- **Work instruction**
In the records below, find the lines that include "Jahrgänge" and copy each.

- **Data extracts**

*****

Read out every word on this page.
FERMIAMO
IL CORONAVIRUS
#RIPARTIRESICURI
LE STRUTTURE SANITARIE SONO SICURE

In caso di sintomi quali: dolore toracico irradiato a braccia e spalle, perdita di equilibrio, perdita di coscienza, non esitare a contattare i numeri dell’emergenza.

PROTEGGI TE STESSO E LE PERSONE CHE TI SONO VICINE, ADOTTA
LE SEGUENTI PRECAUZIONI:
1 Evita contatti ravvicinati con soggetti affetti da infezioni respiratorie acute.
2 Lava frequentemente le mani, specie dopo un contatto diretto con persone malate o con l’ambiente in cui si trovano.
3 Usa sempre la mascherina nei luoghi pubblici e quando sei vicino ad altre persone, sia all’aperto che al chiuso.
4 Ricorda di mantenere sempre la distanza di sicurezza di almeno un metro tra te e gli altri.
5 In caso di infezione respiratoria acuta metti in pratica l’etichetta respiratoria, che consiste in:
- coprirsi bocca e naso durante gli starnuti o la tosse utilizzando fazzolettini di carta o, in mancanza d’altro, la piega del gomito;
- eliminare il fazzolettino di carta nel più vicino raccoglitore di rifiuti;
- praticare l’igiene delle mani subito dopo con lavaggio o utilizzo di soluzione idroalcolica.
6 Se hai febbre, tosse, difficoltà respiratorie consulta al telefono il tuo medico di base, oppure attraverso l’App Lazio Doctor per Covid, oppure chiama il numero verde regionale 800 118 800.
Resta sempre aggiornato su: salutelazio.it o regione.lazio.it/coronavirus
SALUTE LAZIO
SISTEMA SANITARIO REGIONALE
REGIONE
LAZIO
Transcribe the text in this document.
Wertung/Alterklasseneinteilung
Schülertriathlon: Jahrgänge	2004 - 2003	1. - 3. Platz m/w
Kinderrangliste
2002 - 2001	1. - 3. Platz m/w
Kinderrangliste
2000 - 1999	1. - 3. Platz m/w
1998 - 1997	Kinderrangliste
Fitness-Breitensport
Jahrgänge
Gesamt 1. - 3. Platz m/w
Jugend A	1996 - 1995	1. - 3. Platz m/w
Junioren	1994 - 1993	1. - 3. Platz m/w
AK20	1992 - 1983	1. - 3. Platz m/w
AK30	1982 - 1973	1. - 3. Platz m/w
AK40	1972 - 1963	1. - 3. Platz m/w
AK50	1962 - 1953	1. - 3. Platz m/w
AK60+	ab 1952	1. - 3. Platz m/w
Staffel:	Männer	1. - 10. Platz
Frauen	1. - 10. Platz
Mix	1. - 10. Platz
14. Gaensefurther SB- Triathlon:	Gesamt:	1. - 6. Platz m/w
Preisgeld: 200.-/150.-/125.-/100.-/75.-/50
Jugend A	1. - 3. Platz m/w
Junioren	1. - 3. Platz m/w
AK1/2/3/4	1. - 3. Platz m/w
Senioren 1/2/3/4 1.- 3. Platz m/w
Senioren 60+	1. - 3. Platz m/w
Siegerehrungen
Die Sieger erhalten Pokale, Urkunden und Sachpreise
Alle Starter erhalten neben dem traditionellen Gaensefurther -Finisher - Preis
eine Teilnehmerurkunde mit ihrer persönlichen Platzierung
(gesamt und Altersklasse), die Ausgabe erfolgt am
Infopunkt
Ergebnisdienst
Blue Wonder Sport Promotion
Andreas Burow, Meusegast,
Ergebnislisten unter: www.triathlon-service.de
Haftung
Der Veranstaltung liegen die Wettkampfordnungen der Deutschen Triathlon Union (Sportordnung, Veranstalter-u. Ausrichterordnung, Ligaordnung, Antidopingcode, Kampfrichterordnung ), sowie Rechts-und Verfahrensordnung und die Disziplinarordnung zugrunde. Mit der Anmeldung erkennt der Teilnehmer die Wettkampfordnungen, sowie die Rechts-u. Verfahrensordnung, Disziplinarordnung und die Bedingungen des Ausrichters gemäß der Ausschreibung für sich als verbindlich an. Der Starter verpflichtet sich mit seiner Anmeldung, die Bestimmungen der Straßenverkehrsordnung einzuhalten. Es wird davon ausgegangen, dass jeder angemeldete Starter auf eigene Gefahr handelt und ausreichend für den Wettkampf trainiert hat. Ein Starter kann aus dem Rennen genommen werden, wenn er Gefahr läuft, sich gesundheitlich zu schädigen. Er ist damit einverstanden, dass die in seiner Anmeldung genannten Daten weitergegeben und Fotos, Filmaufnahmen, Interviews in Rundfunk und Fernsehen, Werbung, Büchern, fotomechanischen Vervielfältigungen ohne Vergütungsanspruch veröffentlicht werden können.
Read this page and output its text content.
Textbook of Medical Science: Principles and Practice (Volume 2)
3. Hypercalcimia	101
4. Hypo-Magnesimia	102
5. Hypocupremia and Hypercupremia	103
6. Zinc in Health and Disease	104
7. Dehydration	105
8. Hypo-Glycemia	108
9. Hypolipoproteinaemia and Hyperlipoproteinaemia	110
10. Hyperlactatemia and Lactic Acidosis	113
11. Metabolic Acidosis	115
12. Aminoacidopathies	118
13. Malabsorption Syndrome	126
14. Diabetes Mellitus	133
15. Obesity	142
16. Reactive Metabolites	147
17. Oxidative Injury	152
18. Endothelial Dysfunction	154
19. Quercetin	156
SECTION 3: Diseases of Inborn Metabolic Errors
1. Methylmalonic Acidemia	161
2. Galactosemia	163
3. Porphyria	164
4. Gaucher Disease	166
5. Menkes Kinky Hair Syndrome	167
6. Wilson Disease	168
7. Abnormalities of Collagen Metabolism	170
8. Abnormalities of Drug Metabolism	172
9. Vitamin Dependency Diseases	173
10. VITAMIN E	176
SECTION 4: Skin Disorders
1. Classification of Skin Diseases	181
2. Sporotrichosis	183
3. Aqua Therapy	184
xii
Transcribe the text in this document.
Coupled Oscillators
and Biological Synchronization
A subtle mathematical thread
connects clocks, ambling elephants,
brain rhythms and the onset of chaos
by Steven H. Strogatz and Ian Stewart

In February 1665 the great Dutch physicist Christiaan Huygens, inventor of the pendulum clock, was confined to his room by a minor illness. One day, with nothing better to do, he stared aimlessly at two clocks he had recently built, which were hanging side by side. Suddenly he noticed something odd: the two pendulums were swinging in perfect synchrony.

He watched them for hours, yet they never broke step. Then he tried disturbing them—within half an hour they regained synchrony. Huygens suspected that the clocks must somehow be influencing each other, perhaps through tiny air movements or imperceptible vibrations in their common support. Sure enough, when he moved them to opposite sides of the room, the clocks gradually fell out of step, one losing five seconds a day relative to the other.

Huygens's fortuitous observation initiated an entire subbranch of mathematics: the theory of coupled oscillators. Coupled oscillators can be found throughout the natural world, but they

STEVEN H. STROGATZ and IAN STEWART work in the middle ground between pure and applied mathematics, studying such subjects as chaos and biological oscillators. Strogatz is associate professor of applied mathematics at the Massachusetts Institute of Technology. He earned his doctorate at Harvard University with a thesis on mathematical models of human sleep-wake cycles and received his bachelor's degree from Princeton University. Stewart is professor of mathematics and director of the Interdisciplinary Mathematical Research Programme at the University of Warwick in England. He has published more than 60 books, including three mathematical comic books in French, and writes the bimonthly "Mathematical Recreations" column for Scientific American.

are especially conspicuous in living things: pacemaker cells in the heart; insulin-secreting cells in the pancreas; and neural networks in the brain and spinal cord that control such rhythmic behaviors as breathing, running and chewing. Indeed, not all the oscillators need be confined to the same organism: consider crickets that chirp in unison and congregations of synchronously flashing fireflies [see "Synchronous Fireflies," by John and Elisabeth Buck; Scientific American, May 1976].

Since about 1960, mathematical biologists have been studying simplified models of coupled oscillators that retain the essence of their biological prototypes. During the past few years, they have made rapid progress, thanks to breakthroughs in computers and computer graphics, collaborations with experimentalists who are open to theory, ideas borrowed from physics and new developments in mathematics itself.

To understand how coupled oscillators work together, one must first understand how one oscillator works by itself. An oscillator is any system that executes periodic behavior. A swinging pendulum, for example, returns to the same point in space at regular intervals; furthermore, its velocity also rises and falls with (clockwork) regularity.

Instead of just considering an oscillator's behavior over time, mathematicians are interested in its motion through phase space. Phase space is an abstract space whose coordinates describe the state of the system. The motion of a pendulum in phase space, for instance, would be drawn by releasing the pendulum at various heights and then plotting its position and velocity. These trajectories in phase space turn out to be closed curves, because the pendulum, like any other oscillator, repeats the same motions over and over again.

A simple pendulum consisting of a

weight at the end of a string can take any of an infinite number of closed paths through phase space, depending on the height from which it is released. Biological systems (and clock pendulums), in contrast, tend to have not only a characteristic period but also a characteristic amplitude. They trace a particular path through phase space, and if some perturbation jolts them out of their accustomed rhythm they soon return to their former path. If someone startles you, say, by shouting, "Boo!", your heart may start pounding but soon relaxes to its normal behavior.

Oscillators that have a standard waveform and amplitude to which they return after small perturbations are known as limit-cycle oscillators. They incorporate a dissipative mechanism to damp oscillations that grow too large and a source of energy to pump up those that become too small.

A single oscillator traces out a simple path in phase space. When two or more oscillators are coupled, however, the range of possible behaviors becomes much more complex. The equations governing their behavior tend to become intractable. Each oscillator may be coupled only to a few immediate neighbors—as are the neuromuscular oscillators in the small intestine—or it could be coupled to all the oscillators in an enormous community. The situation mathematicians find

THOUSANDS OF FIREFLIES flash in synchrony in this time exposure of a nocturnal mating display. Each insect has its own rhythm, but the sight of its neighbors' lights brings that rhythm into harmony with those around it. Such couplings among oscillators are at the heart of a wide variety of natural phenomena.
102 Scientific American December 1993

*****

- **Solution**
Schülertriathlon: Jahrgänge	2004 - 2003	1. - 3. Platz m/w
Jahrgänge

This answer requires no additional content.